AIM OF THE EXERCISE – Return every line below that contains the string "section".

========

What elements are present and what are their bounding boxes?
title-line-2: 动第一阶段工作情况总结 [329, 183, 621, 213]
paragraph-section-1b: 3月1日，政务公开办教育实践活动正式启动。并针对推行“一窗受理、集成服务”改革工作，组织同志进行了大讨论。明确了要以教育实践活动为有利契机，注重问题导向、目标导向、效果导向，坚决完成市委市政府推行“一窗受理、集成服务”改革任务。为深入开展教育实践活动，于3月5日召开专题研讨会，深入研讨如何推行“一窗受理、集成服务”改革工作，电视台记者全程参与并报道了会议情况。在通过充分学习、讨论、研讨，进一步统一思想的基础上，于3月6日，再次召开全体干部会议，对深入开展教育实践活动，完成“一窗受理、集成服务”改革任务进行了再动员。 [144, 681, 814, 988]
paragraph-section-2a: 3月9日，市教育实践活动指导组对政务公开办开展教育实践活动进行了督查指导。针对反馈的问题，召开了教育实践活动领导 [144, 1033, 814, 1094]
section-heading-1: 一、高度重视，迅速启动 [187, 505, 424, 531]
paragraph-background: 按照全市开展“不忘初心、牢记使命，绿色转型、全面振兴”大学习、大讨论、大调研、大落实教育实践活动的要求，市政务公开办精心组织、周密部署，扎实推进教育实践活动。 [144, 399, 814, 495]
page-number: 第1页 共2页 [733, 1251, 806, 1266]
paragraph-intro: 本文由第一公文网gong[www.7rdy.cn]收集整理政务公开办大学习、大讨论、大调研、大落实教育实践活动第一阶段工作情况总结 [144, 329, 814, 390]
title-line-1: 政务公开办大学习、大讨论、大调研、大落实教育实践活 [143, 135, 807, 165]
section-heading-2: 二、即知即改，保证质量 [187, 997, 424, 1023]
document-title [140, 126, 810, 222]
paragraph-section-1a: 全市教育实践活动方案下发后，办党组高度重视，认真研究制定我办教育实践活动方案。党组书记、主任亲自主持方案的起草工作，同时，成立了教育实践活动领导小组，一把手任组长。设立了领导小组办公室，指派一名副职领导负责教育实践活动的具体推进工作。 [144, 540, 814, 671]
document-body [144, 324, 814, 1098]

========

TASK ANSWER –
paragraph-section-1b: 3月1日，政务公开办教育实践活动正式启动。并针对推行“一窗受理、集成服务”改革工作，组织同志进行了大讨论。明确了要以教育实践活动为有利契机，注重问题导向、目标导向、效果导向，坚决完成市委市政府推行“一窗受理、集成服务”改革任务。为深入开展教育实践活动，于3月5日召开专题研讨会，深入研讨如何推行“一窗受理、集成服务”改革工作，电视台记者全程参与并报道了会议情况。在通过充分学习、讨论、研讨，进一步统一思想的基础上，于3月6日，再次召开全体干部会议，对深入开展教育实践活动，完成“一窗受理、集成服务”改革任务进行了再动员。 [144, 681, 814, 988]
paragraph-section-2a: 3月9日，市教育实践活动指导组对政务公开办开展教育实践活动进行了督查指导。针对反馈的问题，召开了教育实践活动领导 [144, 1033, 814, 1094]
section-heading-1: 一、高度重视，迅速启动 [187, 505, 424, 531]
section-heading-2: 二、即知即改，保证质量 [187, 997, 424, 1023]
paragraph-section-1a: 全市教育实践活动方案下发后，办党组高度重视，认真研究制定我办教育实践活动方案。党组书记、主任亲自主持方案的起草工作，同时，成立了教育实践活动领导小组，一把手任组长。设立了领导小组办公室，指派一名副职领导负责教育实践活动的具体推进工作。 [144, 540, 814, 671]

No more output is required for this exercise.